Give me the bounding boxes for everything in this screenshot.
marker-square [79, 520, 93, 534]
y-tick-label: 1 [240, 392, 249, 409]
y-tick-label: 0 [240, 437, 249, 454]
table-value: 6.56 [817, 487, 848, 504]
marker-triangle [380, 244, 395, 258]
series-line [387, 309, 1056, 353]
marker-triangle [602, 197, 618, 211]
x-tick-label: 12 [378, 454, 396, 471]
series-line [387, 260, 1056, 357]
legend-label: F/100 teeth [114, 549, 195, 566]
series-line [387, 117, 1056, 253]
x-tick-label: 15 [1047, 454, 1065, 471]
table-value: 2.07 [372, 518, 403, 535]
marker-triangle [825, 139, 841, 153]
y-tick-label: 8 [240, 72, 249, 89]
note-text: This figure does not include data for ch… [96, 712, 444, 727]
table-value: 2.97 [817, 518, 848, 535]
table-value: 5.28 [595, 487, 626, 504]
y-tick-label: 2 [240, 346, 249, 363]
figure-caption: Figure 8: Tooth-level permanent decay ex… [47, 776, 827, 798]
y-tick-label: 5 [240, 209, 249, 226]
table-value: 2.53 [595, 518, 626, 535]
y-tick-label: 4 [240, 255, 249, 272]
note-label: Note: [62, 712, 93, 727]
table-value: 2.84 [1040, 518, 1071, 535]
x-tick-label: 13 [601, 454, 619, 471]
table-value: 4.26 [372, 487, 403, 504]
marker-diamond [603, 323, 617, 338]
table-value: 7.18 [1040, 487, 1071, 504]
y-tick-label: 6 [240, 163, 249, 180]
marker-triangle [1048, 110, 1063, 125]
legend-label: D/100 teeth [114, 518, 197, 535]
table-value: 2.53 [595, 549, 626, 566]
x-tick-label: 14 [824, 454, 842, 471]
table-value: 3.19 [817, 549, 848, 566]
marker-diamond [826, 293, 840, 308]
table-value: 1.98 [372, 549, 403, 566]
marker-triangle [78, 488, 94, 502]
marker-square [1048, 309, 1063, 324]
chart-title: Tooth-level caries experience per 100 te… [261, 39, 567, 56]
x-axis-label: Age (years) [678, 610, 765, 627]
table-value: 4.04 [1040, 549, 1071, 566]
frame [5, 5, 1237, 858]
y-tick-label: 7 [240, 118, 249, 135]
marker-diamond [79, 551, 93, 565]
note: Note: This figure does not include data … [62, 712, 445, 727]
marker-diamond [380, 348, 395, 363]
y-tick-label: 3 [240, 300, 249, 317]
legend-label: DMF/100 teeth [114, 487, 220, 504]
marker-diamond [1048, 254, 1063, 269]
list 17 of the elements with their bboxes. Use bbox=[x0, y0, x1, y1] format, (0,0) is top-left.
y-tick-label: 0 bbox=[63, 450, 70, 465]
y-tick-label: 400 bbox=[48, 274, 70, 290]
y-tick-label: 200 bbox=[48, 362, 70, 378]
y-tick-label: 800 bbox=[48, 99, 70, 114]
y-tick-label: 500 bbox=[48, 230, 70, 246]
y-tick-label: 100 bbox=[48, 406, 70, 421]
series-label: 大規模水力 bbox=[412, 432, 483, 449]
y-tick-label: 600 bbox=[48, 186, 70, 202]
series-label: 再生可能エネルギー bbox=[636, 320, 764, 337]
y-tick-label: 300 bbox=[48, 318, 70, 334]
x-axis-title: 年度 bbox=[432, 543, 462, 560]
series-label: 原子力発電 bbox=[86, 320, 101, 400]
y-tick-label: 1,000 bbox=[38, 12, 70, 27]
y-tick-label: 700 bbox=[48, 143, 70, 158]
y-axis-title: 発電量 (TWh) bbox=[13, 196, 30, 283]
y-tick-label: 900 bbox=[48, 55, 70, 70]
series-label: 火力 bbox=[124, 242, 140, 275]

* * * * * * * * *

SHORT PROBLEM:
Copy the rows word for word, from the first row through the line containing "table-value: 2.97 [817, 518, 848, 535]", both ends included.

WRITTEN ANSWER:
Give me the bounding boxes for everything in this screenshot.
marker-square [79, 520, 93, 534]
y-tick-label: 1 [240, 392, 249, 409]
y-tick-label: 0 [240, 437, 249, 454]
table-value: 6.56 [817, 487, 848, 504]
marker-triangle [380, 244, 395, 258]
series-line [387, 309, 1056, 353]
marker-triangle [602, 197, 618, 211]
x-tick-label: 12 [378, 454, 396, 471]
series-line [387, 260, 1056, 357]
legend-label: F/100 teeth [114, 549, 195, 566]
series-line [387, 117, 1056, 253]
x-tick-label: 15 [1047, 454, 1065, 471]
table-value: 2.07 [372, 518, 403, 535]
marker-triangle [825, 139, 841, 153]
y-tick-label: 8 [240, 72, 249, 89]
note-text: This figure does not include data for ch… [96, 712, 444, 727]
table-value: 2.97 [817, 518, 848, 535]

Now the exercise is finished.